* Instruction *
Every line of the material is to be quoted verbatim, minus the pictures.

--- start Listed entries ---

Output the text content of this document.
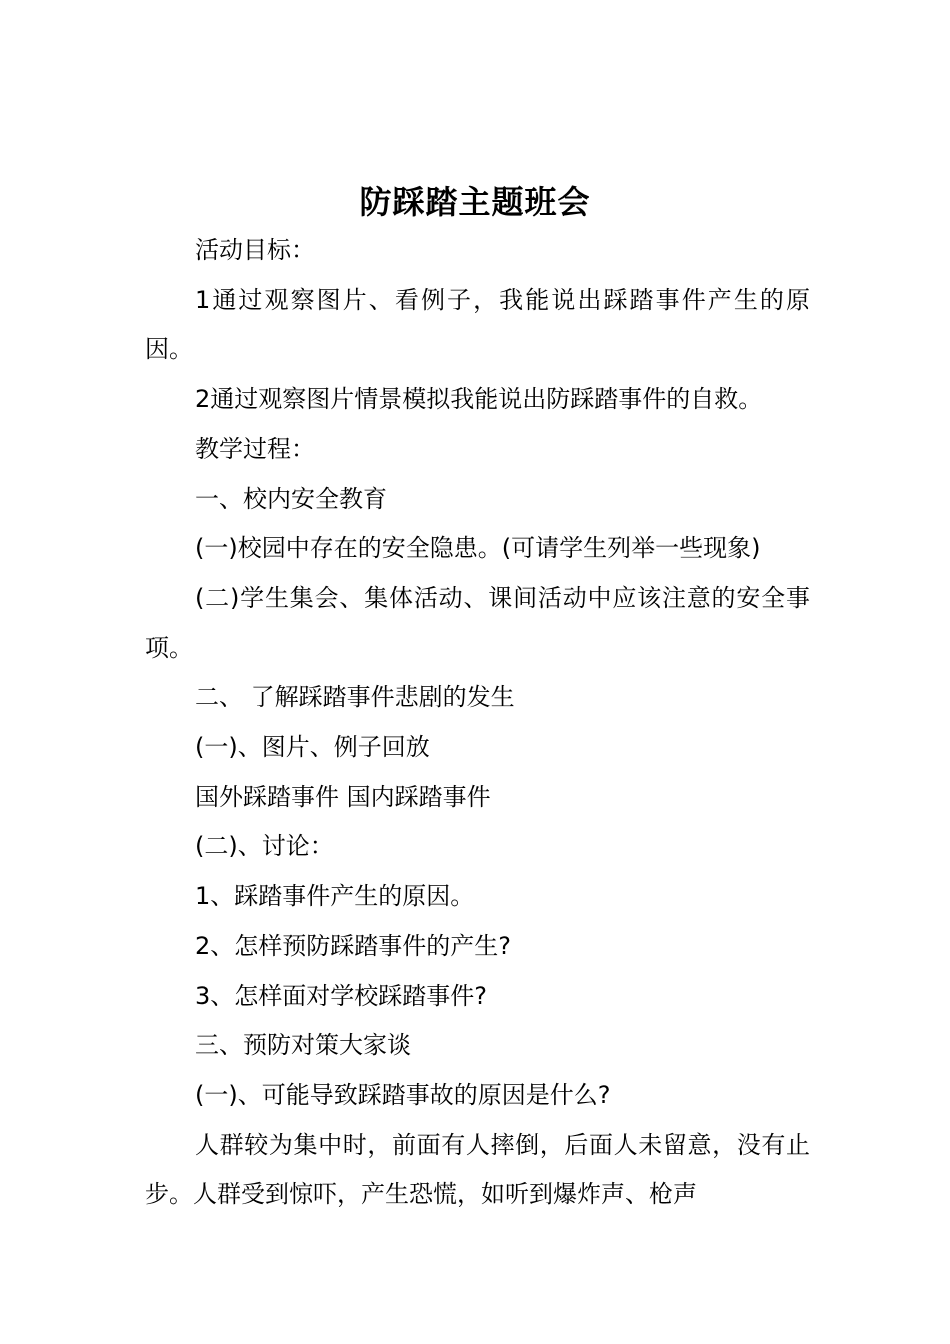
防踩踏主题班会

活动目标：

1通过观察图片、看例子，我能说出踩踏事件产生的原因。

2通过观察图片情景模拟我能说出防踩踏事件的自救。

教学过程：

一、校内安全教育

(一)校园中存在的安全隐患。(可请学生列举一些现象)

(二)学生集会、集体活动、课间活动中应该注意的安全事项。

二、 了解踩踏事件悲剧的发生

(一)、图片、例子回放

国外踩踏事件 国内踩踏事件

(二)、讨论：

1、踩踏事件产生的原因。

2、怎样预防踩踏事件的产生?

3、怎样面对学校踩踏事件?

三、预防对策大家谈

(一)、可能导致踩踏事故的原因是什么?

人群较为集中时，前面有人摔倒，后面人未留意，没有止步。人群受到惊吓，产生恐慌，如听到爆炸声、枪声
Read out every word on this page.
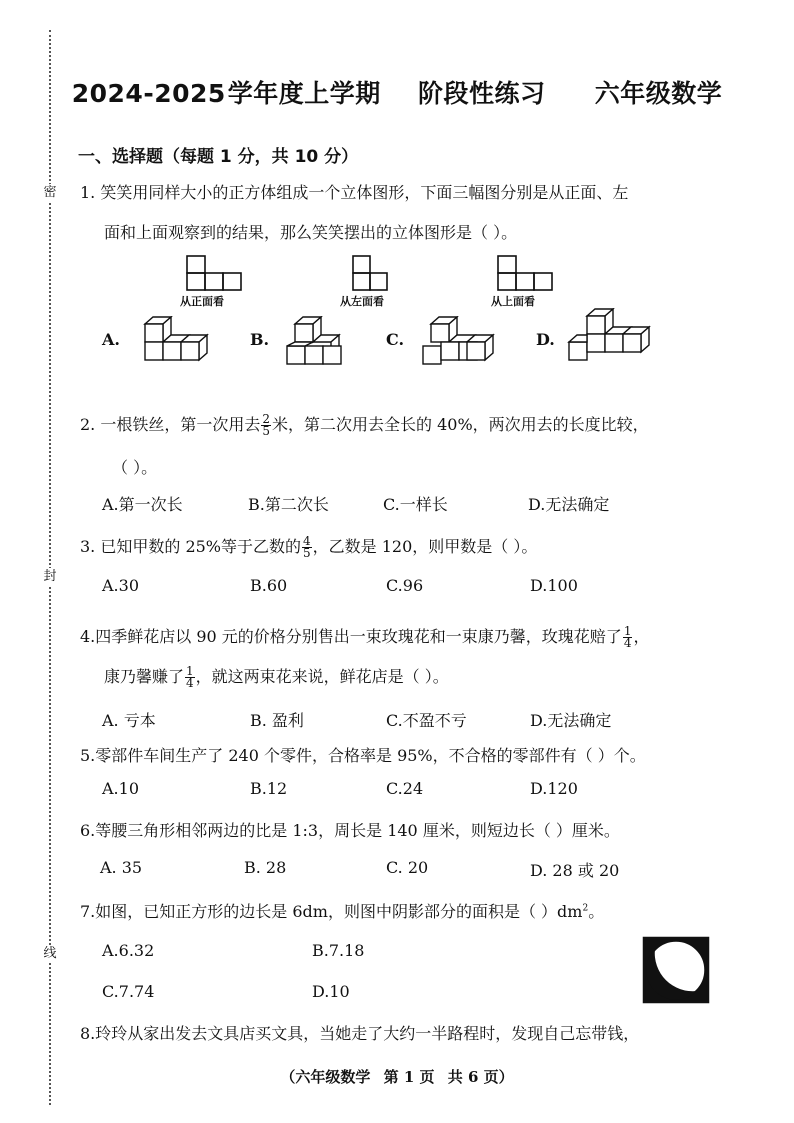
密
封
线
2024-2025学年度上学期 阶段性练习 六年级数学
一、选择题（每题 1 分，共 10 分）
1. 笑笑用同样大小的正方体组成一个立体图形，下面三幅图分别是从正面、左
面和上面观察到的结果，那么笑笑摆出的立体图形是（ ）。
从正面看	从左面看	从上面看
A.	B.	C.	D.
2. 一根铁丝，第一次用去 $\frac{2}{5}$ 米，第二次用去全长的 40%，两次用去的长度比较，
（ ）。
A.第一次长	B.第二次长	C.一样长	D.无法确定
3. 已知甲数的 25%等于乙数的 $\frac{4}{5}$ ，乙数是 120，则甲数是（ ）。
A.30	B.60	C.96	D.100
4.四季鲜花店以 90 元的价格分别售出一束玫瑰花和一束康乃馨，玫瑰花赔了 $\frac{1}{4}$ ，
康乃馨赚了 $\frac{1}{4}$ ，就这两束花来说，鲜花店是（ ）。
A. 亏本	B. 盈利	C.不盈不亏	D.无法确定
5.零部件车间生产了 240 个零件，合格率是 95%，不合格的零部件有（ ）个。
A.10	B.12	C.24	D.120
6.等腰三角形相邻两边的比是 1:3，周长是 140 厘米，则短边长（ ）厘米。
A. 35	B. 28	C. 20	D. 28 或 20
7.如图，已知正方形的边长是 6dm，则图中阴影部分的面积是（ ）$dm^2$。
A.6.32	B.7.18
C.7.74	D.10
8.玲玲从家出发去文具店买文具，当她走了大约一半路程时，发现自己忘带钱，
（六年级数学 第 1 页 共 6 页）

--- end Listed entries ---

* Complete response *
Output the text content of this document.
防踩踏主题班会

活动目标：

1通过观察图片、看例子，我能说出踩踏事件产生的原因。

2通过观察图片情景模拟我能说出防踩踏事件的自救。

教学过程：

一、校内安全教育

(一)校园中存在的安全隐患。(可请学生列举一些现象)

(二)学生集会、集体活动、课间活动中应该注意的安全事项。

二、 了解踩踏事件悲剧的发生

(一)、图片、例子回放

国外踩踏事件 国内踩踏事件

(二)、讨论：

1、踩踏事件产生的原因。

2、怎样预防踩踏事件的产生?

3、怎样面对学校踩踏事件?

三、预防对策大家谈

(一)、可能导致踩踏事故的原因是什么?

人群较为集中时，前面有人摔倒，后面人未留意，没有止步。人群受到惊吓，产生恐慌，如听到爆炸声、枪声
Read out every word on this page.
密
封
线
2024-2025学年度上学期 阶段性练习 六年级数学
一、选择题（每题 1 分，共 10 分）
1. 笑笑用同样大小的正方体组成一个立体图形，下面三幅图分别是从正面、左
面和上面观察到的结果，那么笑笑摆出的立体图形是（ ）。
从正面看	从左面看	从上面看
A.	B.	C.	D.
2. 一根铁丝，第一次用去 $\frac{2}{5}$ 米，第二次用去全长的 40%，两次用去的长度比较，
（ ）。
A.第一次长	B.第二次长	C.一样长	D.无法确定
3. 已知甲数的 25%等于乙数的 $\frac{4}{5}$ ，乙数是 120，则甲数是（ ）。
A.30	B.60	C.96	D.100
4.四季鲜花店以 90 元的价格分别售出一束玫瑰花和一束康乃馨，玫瑰花赔了 $\frac{1}{4}$ ，
康乃馨赚了 $\frac{1}{4}$ ，就这两束花来说，鲜花店是（ ）。
A. 亏本	B. 盈利	C.不盈不亏	D.无法确定
5.零部件车间生产了 240 个零件，合格率是 95%，不合格的零部件有（ ）个。
A.10	B.12	C.24	D.120
6.等腰三角形相邻两边的比是 1:3，周长是 140 厘米，则短边长（ ）厘米。
A. 35	B. 28	C. 20	D. 28 或 20
7.如图，已知正方形的边长是 6dm，则图中阴影部分的面积是（ ）$dm^2$。
A.6.32	B.7.18
C.7.74	D.10
8.玲玲从家出发去文具店买文具，当她走了大约一半路程时，发现自己忘带钱，
（六年级数学 第 1 页 共 6 页）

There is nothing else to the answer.